Esercizio assegnato 1: Spiega in una o due frasi perché, secondo il brano su Romolo Augustolo, l'imperatore afferma che non sono le notizie a sconvolgere il mondo.
Esercizio assegnato 2: Riassumi in due frasi il brano su Romolo Augustolo.
Esercizio assegnato 3:
Rispondi alle seguenti domande sul brano su Romolo Augustolo.
(a) Quale ruolo attribuisce il brano a Tullio Rotondo?
(b) Quale mentalità potrebbe ricordare di primo acchito l'atteggiamento dell'imperatore?
(c) A che cosa risponde in realtà l'immobilismo di Romolo Augustolo?
**** Pagina
L' imperturbabilità di Romolo Augustolo pare comunque rappresentare l'esito necessario della sua radicata convinzione a proposito dell'inanità dell'agire umano: “[...] non sono le notizie a sconvolgere il mondo. Sono i fatti, e quelli non possiamo cambiarli perché son già accaduti quando le notizie arrivano”, dice l'imperatore a Tullio Rotondo, ministro degli interni ante litteram, quando questi gli annuncia appunto l'arrivo di una cattiva notizia concernente l'impero[9]. Di primo acchito il suo atteggiamento potrebbe ricordare un'attitudine tipica della mentalità Biedermeier, l'ostinata desistenza di fronte a ogni specie di azione, in quanto “ogni azione è azione malvagia, sconvolgitrice di un ordine che per nessun motivo dev'essere cambiato”[10]. In realtà, l'immobilismo di Romolo Augustolo risponde a un diverso e ben preciso progetto politico.
********
**** Dati di partenza
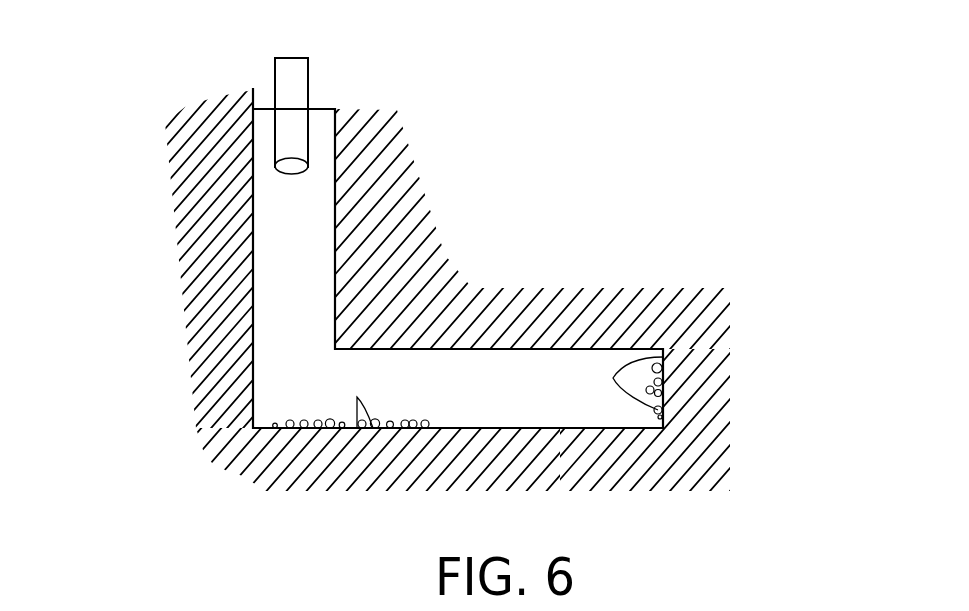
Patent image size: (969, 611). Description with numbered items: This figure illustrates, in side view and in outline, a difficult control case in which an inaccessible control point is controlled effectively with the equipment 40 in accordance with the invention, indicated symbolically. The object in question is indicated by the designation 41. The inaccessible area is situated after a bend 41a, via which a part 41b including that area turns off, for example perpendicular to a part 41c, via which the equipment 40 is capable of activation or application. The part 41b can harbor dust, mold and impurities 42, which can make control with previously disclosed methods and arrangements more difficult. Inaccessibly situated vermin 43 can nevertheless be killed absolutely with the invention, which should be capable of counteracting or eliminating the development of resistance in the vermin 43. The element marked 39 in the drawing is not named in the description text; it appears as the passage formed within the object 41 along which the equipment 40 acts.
********
Soluzione scritta 1: Secondo l'imperatore, a sconvolgere il mondo sono i fatti, e questi non si possono cambiare perché sono già accaduti quando le notizie arrivano. L'affermazione nasce dalla sua convinzione che l'agire umano sia inane.

Soluzione scritta 2: L'imperturbabilità di Romolo Augustolo deriva dalla sua convinzione che l'agire umano sia inane, come mostra la risposta data a Tullio Rotondo: i fatti sono già accaduti quando arrivano le notizie. Il suo atteggiamento potrebbe ricordare la desistenza tipica della mentalità Biedermeier, ma in realtà il suo immobilismo risponde a un preciso progetto politico.

Soluzione scritta 3:
(a) Quello di ministro degli interni ante litteram.
(b) La mentalità Biedermeier.
(c) A un diverso e ben preciso progetto politico.